Copy out all lines where "rationale" appears.

start RECORD LIST

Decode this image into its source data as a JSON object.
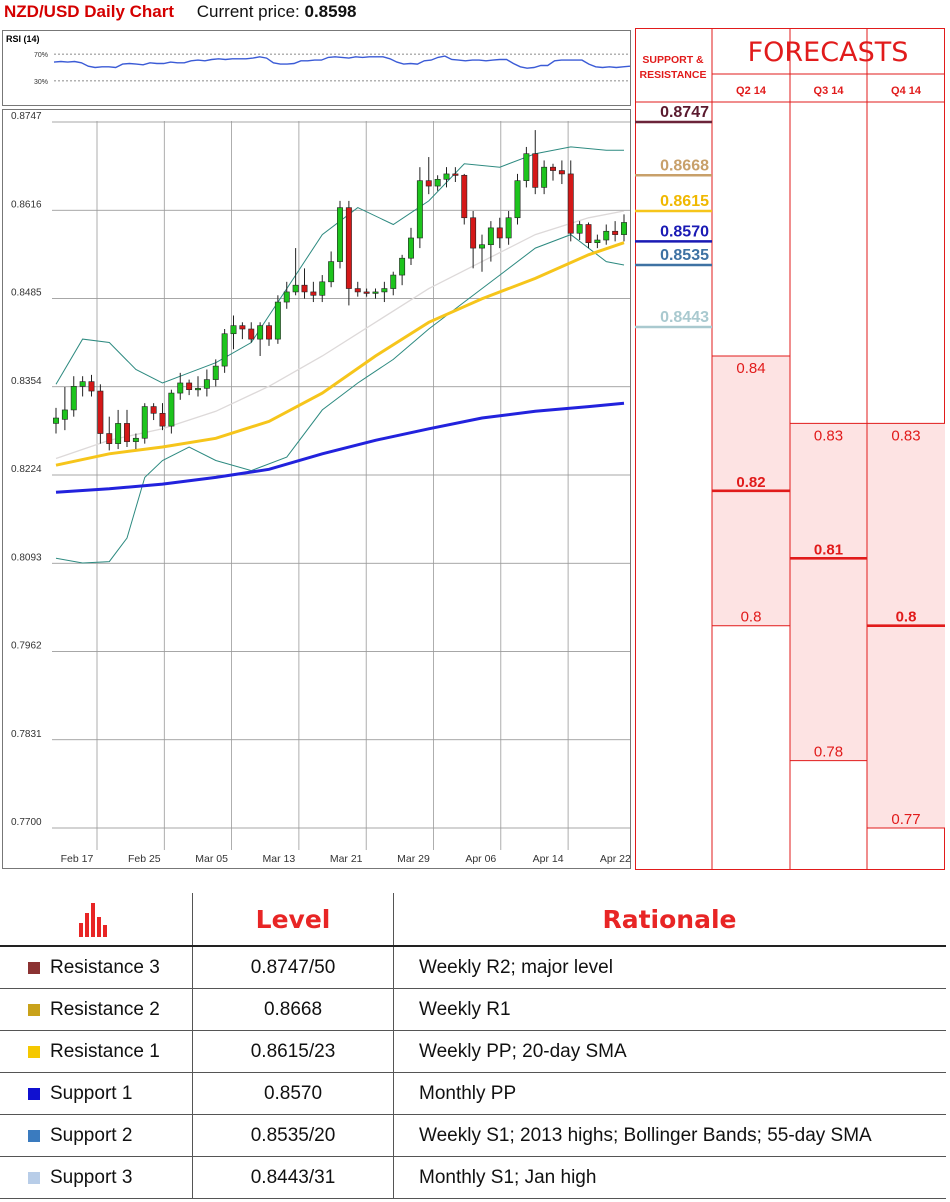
{
  "header": {
    "title": "NZD/USD Daily Chart",
    "price_label": "Current price:",
    "price_value": "0.8598"
  },
  "colors": {
    "up": "#1dc41d",
    "down": "#d41818",
    "sma20": "#ddd9d9",
    "sma55": "#f6c51b",
    "sma200": "#2222dd",
    "bollinger": "#2d8a80",
    "rsi": "#3b5bd6",
    "forecast_red": "#e11b1b",
    "forecast_fill": "#fde3e3"
  },
  "chart_data": [
    {
      "type": "line",
      "title": "RSI (14)",
      "yticks": [
        "70%",
        "30%"
      ],
      "ylim": [
        0,
        100
      ],
      "series": [
        {
          "values": [
            58,
            59,
            58,
            59,
            57,
            52,
            50,
            51,
            51,
            50,
            55,
            56,
            55,
            54,
            57,
            56,
            56,
            58,
            57,
            57,
            60,
            61,
            60,
            62,
            63,
            62,
            63,
            63,
            63,
            64,
            66,
            64,
            57,
            55,
            55,
            56,
            60,
            60,
            61,
            61,
            65,
            66,
            65,
            64,
            66,
            65,
            66,
            66,
            66,
            63,
            58,
            55,
            56,
            55,
            60,
            61,
            65,
            67,
            62,
            61,
            60,
            61,
            61,
            60,
            61,
            62,
            62,
            56,
            51,
            49,
            50,
            53,
            53,
            60,
            61,
            61,
            61,
            61,
            55,
            51,
            50,
            51,
            50,
            51,
            52
          ]
        }
      ]
    },
    {
      "type": "candlestick",
      "title": "NZD/USD Daily Chart",
      "yticks": [
        "0.8747",
        "0.8616",
        "0.8485",
        "0.8354",
        "0.8224",
        "0.8093",
        "0.7962",
        "0.7831",
        "0.7700"
      ],
      "ylim": [
        0.77,
        0.8747
      ],
      "xticks": [
        "Feb 17",
        "Feb 25",
        "Mar 05",
        "Mar 13",
        "Mar 21",
        "Mar 29",
        "Apr 06",
        "Apr 14",
        "Apr 22"
      ],
      "candles": [
        [
          0.83,
          0.8323,
          0.8308,
          0.8285
        ],
        [
          0.8306,
          0.8354,
          0.832,
          0.829
        ],
        [
          0.832,
          0.837,
          0.8355,
          0.831
        ],
        [
          0.8355,
          0.837,
          0.8362,
          0.834
        ],
        [
          0.8362,
          0.8372,
          0.8348,
          0.834
        ],
        [
          0.8348,
          0.8358,
          0.8285,
          0.827
        ],
        [
          0.8285,
          0.831,
          0.827,
          0.826
        ],
        [
          0.827,
          0.832,
          0.83,
          0.8262
        ],
        [
          0.83,
          0.832,
          0.8273,
          0.8265
        ],
        [
          0.8273,
          0.8285,
          0.8278,
          0.8262
        ],
        [
          0.8278,
          0.833,
          0.8325,
          0.827
        ],
        [
          0.8325,
          0.833,
          0.8315,
          0.8305
        ],
        [
          0.8315,
          0.833,
          0.8296,
          0.829
        ],
        [
          0.8296,
          0.835,
          0.8345,
          0.8285
        ],
        [
          0.8345,
          0.8375,
          0.836,
          0.8335
        ],
        [
          0.836,
          0.8365,
          0.835,
          0.8342
        ],
        [
          0.835,
          0.837,
          0.8352,
          0.834
        ],
        [
          0.8352,
          0.838,
          0.8365,
          0.834
        ],
        [
          0.8365,
          0.8395,
          0.8385,
          0.8355
        ],
        [
          0.8385,
          0.844,
          0.8433,
          0.8375
        ],
        [
          0.8433,
          0.846,
          0.8445,
          0.841
        ],
        [
          0.8445,
          0.845,
          0.844,
          0.8425
        ],
        [
          0.844,
          0.845,
          0.8425,
          0.842
        ],
        [
          0.8425,
          0.845,
          0.8445,
          0.84
        ],
        [
          0.8445,
          0.845,
          0.8425,
          0.8415
        ],
        [
          0.8425,
          0.849,
          0.848,
          0.8418
        ],
        [
          0.848,
          0.851,
          0.8495,
          0.847
        ],
        [
          0.8495,
          0.856,
          0.8505,
          0.849
        ],
        [
          0.8505,
          0.853,
          0.8495,
          0.8485
        ],
        [
          0.8495,
          0.851,
          0.849,
          0.848
        ],
        [
          0.849,
          0.852,
          0.851,
          0.848
        ],
        [
          0.851,
          0.8555,
          0.854,
          0.8502
        ],
        [
          0.854,
          0.863,
          0.862,
          0.853
        ],
        [
          0.862,
          0.863,
          0.85,
          0.8475
        ],
        [
          0.85,
          0.851,
          0.8495,
          0.8488
        ],
        [
          0.8495,
          0.85,
          0.8493,
          0.8488
        ],
        [
          0.8493,
          0.85,
          0.8495,
          0.8485
        ],
        [
          0.8495,
          0.851,
          0.85,
          0.848
        ],
        [
          0.85,
          0.8525,
          0.852,
          0.849
        ],
        [
          0.852,
          0.855,
          0.8545,
          0.8505
        ],
        [
          0.8545,
          0.859,
          0.8575,
          0.8535
        ],
        [
          0.8575,
          0.868,
          0.866,
          0.856
        ],
        [
          0.866,
          0.8695,
          0.8652,
          0.864
        ],
        [
          0.8652,
          0.8668,
          0.8662,
          0.8645
        ],
        [
          0.8662,
          0.868,
          0.867,
          0.865
        ],
        [
          0.867,
          0.868,
          0.8668,
          0.8658
        ],
        [
          0.8668,
          0.867,
          0.8605,
          0.8595
        ],
        [
          0.8605,
          0.8615,
          0.856,
          0.853
        ],
        [
          0.856,
          0.858,
          0.8565,
          0.8525
        ],
        [
          0.8565,
          0.86,
          0.859,
          0.854
        ],
        [
          0.859,
          0.8605,
          0.8575,
          0.856
        ],
        [
          0.8575,
          0.8615,
          0.8605,
          0.8565
        ],
        [
          0.8605,
          0.867,
          0.866,
          0.8595
        ],
        [
          0.866,
          0.871,
          0.87,
          0.865
        ],
        [
          0.87,
          0.8735,
          0.865,
          0.864
        ],
        [
          0.865,
          0.869,
          0.868,
          0.864
        ],
        [
          0.868,
          0.8685,
          0.8675,
          0.866
        ],
        [
          0.8675,
          0.869,
          0.867,
          0.8655
        ],
        [
          0.867,
          0.869,
          0.8582,
          0.857
        ],
        [
          0.8582,
          0.86,
          0.8595,
          0.8572
        ],
        [
          0.8595,
          0.8598,
          0.8568,
          0.856
        ],
        [
          0.8568,
          0.858,
          0.8572,
          0.856
        ],
        [
          0.8572,
          0.8595,
          0.8585,
          0.8565
        ],
        [
          0.8585,
          0.86,
          0.858,
          0.857
        ],
        [
          0.858,
          0.861,
          0.8598,
          0.857
        ]
      ],
      "series": [
        {
          "name": "sma20",
          "x": [
            0,
            6,
            12,
            18,
            24,
            30,
            36,
            42,
            48,
            54,
            60,
            64
          ],
          "values": [
            0.8248,
            0.8275,
            0.8292,
            0.8318,
            0.8355,
            0.84,
            0.845,
            0.85,
            0.854,
            0.858,
            0.8605,
            0.8615
          ]
        },
        {
          "name": "sma55",
          "x": [
            0,
            6,
            12,
            18,
            24,
            30,
            36,
            42,
            48,
            54,
            60,
            64
          ],
          "values": [
            0.8238,
            0.8255,
            0.8265,
            0.8278,
            0.8303,
            0.8345,
            0.84,
            0.845,
            0.8485,
            0.8515,
            0.855,
            0.8568
          ]
        },
        {
          "name": "sma200",
          "x": [
            0,
            6,
            12,
            18,
            24,
            30,
            36,
            42,
            48,
            54,
            60,
            64
          ],
          "values": [
            0.8198,
            0.8203,
            0.821,
            0.822,
            0.8232,
            0.8255,
            0.8275,
            0.8292,
            0.8308,
            0.8318,
            0.8325,
            0.833
          ]
        },
        {
          "name": "bb_upper",
          "x": [
            0,
            3,
            6,
            9,
            12,
            15,
            18,
            22,
            26,
            30,
            34,
            38,
            42,
            46,
            50,
            54,
            58,
            62,
            64
          ],
          "values": [
            0.8358,
            0.8425,
            0.842,
            0.838,
            0.836,
            0.8375,
            0.839,
            0.842,
            0.85,
            0.858,
            0.862,
            0.8595,
            0.863,
            0.8685,
            0.868,
            0.87,
            0.871,
            0.8705,
            0.8705
          ]
        },
        {
          "name": "bb_lower",
          "x": [
            0,
            3,
            6,
            8,
            10,
            12,
            15,
            18,
            22,
            26,
            30,
            34,
            38,
            42,
            46,
            50,
            54,
            58,
            62,
            64
          ],
          "values": [
            0.81,
            0.8093,
            0.8095,
            0.813,
            0.822,
            0.8245,
            0.8265,
            0.8245,
            0.823,
            0.825,
            0.832,
            0.836,
            0.8395,
            0.844,
            0.848,
            0.852,
            0.856,
            0.858,
            0.854,
            0.8535
          ]
        }
      ]
    }
  ],
  "forecast": {
    "title": "FORECASTS",
    "sr_title_line1": "SUPPORT &",
    "sr_title_line2": "RESISTANCE",
    "columns": [
      "Q2 14",
      "Q3 14",
      "Q4 14"
    ],
    "levels": [
      {
        "value": "0.8747",
        "y": 0.8747,
        "color": "#5a1a2e",
        "bar_color": "#6b2339"
      },
      {
        "value": "0.8668",
        "y": 0.8668,
        "color": "#c8a06a",
        "bar_color": "#c8a06a"
      },
      {
        "value": "0.8615",
        "y": 0.8615,
        "color": "#f0b800",
        "bar_color": "#f6c51b"
      },
      {
        "value": "0.8570",
        "y": 0.857,
        "color": "#1a1ab4",
        "bar_color": "#1a1ab4"
      },
      {
        "value": "0.8535",
        "y": 0.8535,
        "color": "#3e72a3",
        "bar_color": "#3e72a3"
      },
      {
        "value": "0.8443",
        "y": 0.8443,
        "color": "#a9c9cf",
        "bar_color": "#a9c9cf"
      }
    ],
    "ranges": [
      {
        "high_label": "0.84",
        "mid_label": "0.82",
        "low_label": "0.8",
        "high": 0.84,
        "mid": 0.82,
        "low": 0.8
      },
      {
        "high_label": "0.83",
        "mid_label": "0.81",
        "low_label": "0.78",
        "high": 0.83,
        "mid": 0.81,
        "low": 0.78
      },
      {
        "high_label": "0.83",
        "mid_label": "0.8",
        "low_label": "0.77",
        "high": 0.83,
        "mid": 0.8,
        "low": 0.77
      }
    ]
  },
  "table": {
    "headers": {
      "level": "Level",
      "rationale": "Rationale"
    },
    "rows": [
      {
        "label": "Resistance 3",
        "color": "#8b3232",
        "level": "0.8747/50",
        "rationale": "Weekly R2; major level"
      },
      {
        "label": "Resistance 2",
        "color": "#c9a21a",
        "level": "0.8668",
        "rationale": "Weekly R1"
      },
      {
        "label": "Resistance 1",
        "color": "#f5c800",
        "level": "0.8615/23",
        "rationale": "Weekly PP; 20-day SMA"
      },
      {
        "label": "Support 1",
        "color": "#1010d0",
        "level": "0.8570",
        "rationale": "Monthly PP"
      },
      {
        "label": "Support 2",
        "color": "#3a7bbf",
        "level": "0.8535/20",
        "rationale": "Weekly S1; 2013 highs; Bollinger Bands; 55-day SMA"
      },
      {
        "label": "Support 3",
        "color": "#b8cde8",
        "level": "0.8443/31",
        "rationale": "Monthly S1; Jan high"
      }
    ]
  }
}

end RECORD LIST

TASK ANSWER:
      "rationale": "Rationale"
        "rationale": "Weekly R2; major level"
        "rationale": "Weekly R1"
        "rationale": "Weekly PP; 20-day SMA"
        "rationale": "Monthly PP"
        "rationale": "Weekly S1; 2013 highs; Bollinger Bands; 55-day SMA"
        "rationale": "Monthly S1; Jan high"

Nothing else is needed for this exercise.